"""

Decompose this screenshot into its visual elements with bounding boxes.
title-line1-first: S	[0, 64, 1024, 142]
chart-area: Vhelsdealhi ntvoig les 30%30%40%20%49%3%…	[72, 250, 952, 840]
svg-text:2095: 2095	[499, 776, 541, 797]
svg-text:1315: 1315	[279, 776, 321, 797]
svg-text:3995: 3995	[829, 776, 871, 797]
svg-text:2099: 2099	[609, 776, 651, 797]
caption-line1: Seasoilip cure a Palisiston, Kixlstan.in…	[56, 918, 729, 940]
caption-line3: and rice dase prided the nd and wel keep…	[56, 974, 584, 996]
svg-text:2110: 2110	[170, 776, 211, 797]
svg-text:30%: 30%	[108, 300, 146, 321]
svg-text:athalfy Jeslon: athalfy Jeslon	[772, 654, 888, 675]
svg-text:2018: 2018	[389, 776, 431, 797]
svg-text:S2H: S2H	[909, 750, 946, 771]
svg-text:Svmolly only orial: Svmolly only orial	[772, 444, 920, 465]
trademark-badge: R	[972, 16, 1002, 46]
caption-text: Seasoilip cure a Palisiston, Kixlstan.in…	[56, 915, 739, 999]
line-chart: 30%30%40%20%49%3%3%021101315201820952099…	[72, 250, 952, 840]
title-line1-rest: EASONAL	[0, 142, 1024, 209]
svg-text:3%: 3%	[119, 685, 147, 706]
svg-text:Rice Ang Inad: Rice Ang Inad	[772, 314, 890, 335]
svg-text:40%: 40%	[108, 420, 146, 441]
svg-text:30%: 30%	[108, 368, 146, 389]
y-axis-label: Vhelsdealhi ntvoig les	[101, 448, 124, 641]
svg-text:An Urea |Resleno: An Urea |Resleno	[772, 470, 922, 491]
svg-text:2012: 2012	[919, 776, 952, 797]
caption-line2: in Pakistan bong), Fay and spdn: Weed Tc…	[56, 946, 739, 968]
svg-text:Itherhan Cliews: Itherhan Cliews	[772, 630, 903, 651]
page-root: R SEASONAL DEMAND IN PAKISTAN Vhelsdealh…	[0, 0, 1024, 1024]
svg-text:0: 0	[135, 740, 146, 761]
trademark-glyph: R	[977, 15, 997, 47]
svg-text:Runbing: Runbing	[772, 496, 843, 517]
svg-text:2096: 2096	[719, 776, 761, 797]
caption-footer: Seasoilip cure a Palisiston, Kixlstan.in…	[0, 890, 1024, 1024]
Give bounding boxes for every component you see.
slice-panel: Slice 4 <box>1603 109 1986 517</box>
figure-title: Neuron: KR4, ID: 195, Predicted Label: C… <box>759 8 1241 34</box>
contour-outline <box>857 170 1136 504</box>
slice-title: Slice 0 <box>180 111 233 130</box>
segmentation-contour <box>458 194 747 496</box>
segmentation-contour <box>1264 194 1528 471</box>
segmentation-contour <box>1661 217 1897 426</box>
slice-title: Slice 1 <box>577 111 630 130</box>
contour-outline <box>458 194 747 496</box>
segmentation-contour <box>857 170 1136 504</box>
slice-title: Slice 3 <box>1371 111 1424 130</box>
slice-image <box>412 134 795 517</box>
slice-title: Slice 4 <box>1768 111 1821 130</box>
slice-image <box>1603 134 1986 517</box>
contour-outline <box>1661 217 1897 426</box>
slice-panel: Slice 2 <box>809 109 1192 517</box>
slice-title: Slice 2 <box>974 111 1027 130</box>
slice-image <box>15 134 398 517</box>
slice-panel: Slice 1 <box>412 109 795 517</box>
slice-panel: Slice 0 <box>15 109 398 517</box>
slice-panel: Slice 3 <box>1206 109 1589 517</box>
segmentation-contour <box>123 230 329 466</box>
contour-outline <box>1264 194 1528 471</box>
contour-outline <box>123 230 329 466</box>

"""

Copy every one of the records above line by line, leaving each character unchanged.

# [ANSWER TO THIS TASK]
Decompose this screenshot into its visual elements with bounding boxes.
title-line1-first: S	[0, 64, 1024, 142]
chart-area: Vhelsdealhi ntvoig les 30%30%40%20%49%3%…	[72, 250, 952, 840]
svg-text:2095: 2095	[499, 776, 541, 797]
svg-text:1315: 1315	[279, 776, 321, 797]
svg-text:3995: 3995	[829, 776, 871, 797]
svg-text:2099: 2099	[609, 776, 651, 797]
caption-line1: Seasoilip cure a Palisiston, Kixlstan.in…	[56, 918, 729, 940]
caption-line3: and rice dase prided the nd and wel keep…	[56, 974, 584, 996]
svg-text:2110: 2110	[170, 776, 211, 797]
svg-text:30%: 30%	[108, 300, 146, 321]
svg-text:athalfy Jeslon: athalfy Jeslon	[772, 654, 888, 675]
svg-text:2018: 2018	[389, 776, 431, 797]
svg-text:S2H: S2H	[909, 750, 946, 771]
svg-text:Svmolly only orial: Svmolly only orial	[772, 444, 920, 465]
trademark-badge: R	[972, 16, 1002, 46]
caption-text: Seasoilip cure a Palisiston, Kixlstan.in…	[56, 915, 739, 999]
line-chart: 30%30%40%20%49%3%3%021101315201820952099…	[72, 250, 952, 840]
title-line1-rest: EASONAL	[0, 142, 1024, 209]
svg-text:3%: 3%	[119, 685, 147, 706]
svg-text:Rice Ang Inad: Rice Ang Inad	[772, 314, 890, 335]
svg-text:40%: 40%	[108, 420, 146, 441]
svg-text:30%: 30%	[108, 368, 146, 389]
y-axis-label: Vhelsdealhi ntvoig les	[101, 448, 124, 641]
svg-text:An Urea |Resleno: An Urea |Resleno	[772, 470, 922, 491]
svg-text:2012: 2012	[919, 776, 952, 797]
caption-line2: in Pakistan bong), Fay and spdn: Weed Tc…	[56, 946, 739, 968]
svg-text:Itherhan Cliews: Itherhan Cliews	[772, 630, 903, 651]
page-root: R SEASONAL DEMAND IN PAKISTAN Vhelsdealh…	[0, 0, 1024, 1024]
svg-text:0: 0	[135, 740, 146, 761]
trademark-glyph: R	[977, 15, 997, 47]
svg-text:Runbing: Runbing	[772, 496, 843, 517]
svg-text:2096: 2096	[719, 776, 761, 797]
caption-footer: Seasoilip cure a Palisiston, Kixlstan.in…	[0, 890, 1024, 1024]
Give bounding boxes for every component you see.
slice-panel: Slice 4 <box>1603 109 1986 517</box>
figure-title: Neuron: KR4, ID: 195, Predicted Label: C… <box>759 8 1241 34</box>
contour-outline <box>857 170 1136 504</box>
slice-title: Slice 0 <box>180 111 233 130</box>
segmentation-contour <box>458 194 747 496</box>
segmentation-contour <box>1264 194 1528 471</box>
segmentation-contour <box>1661 217 1897 426</box>
slice-title: Slice 1 <box>577 111 630 130</box>
contour-outline <box>458 194 747 496</box>
segmentation-contour <box>857 170 1136 504</box>
slice-title: Slice 3 <box>1371 111 1424 130</box>
slice-image <box>412 134 795 517</box>
slice-title: Slice 4 <box>1768 111 1821 130</box>
slice-image <box>1603 134 1986 517</box>
contour-outline <box>1661 217 1897 426</box>
slice-panel: Slice 2 <box>809 109 1192 517</box>
slice-title: Slice 2 <box>974 111 1027 130</box>
slice-image <box>15 134 398 517</box>
slice-panel: Slice 1 <box>412 109 795 517</box>
slice-panel: Slice 0 <box>15 109 398 517</box>
slice-panel: Slice 3 <box>1206 109 1589 517</box>
segmentation-contour <box>123 230 329 466</box>
contour-outline <box>1264 194 1528 471</box>
contour-outline <box>123 230 329 466</box>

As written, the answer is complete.